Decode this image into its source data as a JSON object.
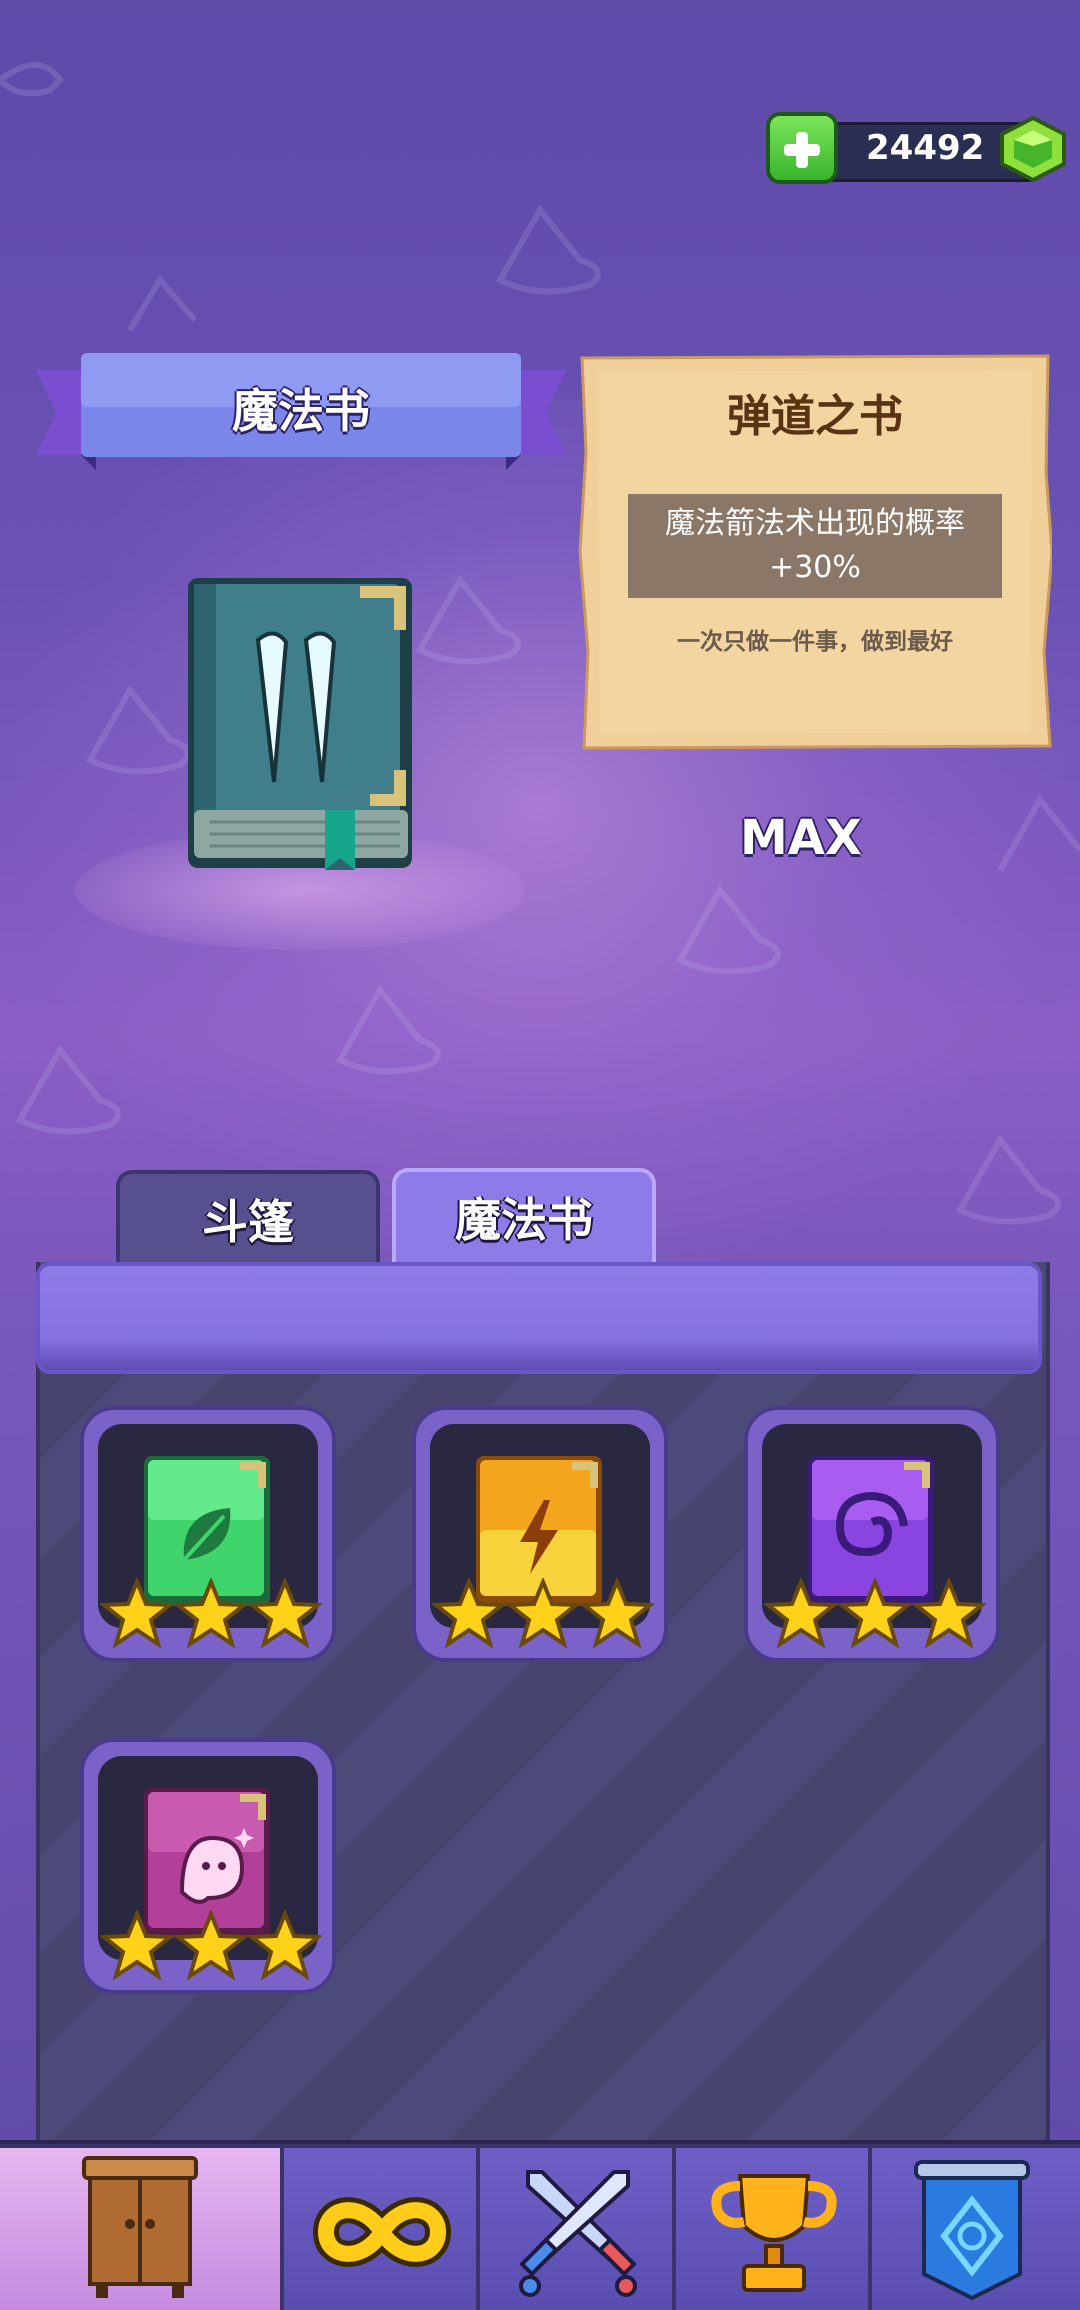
{
  "currency": {
    "amount": "24492",
    "add_icon": "plus-icon",
    "gem_icon": "green-gem-icon"
  },
  "banner": {
    "title": "魔法书"
  },
  "selected_book": {
    "icon": "icicle-spellbook-icon",
    "name": "弹道之书",
    "effect_line1": "魔法箭法术出现的概率",
    "effect_line2": "+30%",
    "quote": "一次只做一件事，做到最好",
    "level": "MAX"
  },
  "tabs": [
    {
      "label": "斗篷",
      "active": false
    },
    {
      "label": "魔法书",
      "active": true
    }
  ],
  "books": [
    {
      "icon": "leaf-spellbook-icon",
      "color": "#3fcf6a",
      "stars": 3
    },
    {
      "icon": "lightning-spellbook-icon",
      "color": "#f4a21e",
      "stars": 3
    },
    {
      "icon": "swirl-spellbook-icon",
      "color": "#8a44e0",
      "stars": 3
    },
    {
      "icon": "ghost-spellbook-icon",
      "color": "#b23f9a",
      "stars": 3
    }
  ],
  "nav": [
    {
      "icon": "wardrobe-icon",
      "active": true
    },
    {
      "icon": "infinity-icon",
      "active": false
    },
    {
      "icon": "crossed-swords-icon",
      "active": false
    },
    {
      "icon": "trophy-icon",
      "active": false
    },
    {
      "icon": "banner-icon",
      "active": false
    }
  ]
}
- - - - - - -
§ What is being asked:
Repeat the listing in full and exactly. Leave any pictures out.

§ Answer to the task:
Decode this image into its source data as a JSON object.
{
  "currency": {
    "amount": "24492",
    "add_icon": "plus-icon",
    "gem_icon": "green-gem-icon"
  },
  "banner": {
    "title": "魔法书"
  },
  "selected_book": {
    "icon": "icicle-spellbook-icon",
    "name": "弹道之书",
    "effect_line1": "魔法箭法术出现的概率",
    "effect_line2": "+30%",
    "quote": "一次只做一件事，做到最好",
    "level": "MAX"
  },
  "tabs": [
    {
      "label": "斗篷",
      "active": false
    },
    {
      "label": "魔法书",
      "active": true
    }
  ],
  "books": [
    {
      "icon": "leaf-spellbook-icon",
      "color": "#3fcf6a",
      "stars": 3
    },
    {
      "icon": "lightning-spellbook-icon",
      "color": "#f4a21e",
      "stars": 3
    },
    {
      "icon": "swirl-spellbook-icon",
      "color": "#8a44e0",
      "stars": 3
    },
    {
      "icon": "ghost-spellbook-icon",
      "color": "#b23f9a",
      "stars": 3
    }
  ],
  "nav": [
    {
      "icon": "wardrobe-icon",
      "active": true
    },
    {
      "icon": "infinity-icon",
      "active": false
    },
    {
      "icon": "crossed-swords-icon",
      "active": false
    },
    {
      "icon": "trophy-icon",
      "active": false
    },
    {
      "icon": "banner-icon",
      "active": false
    }
  ]
}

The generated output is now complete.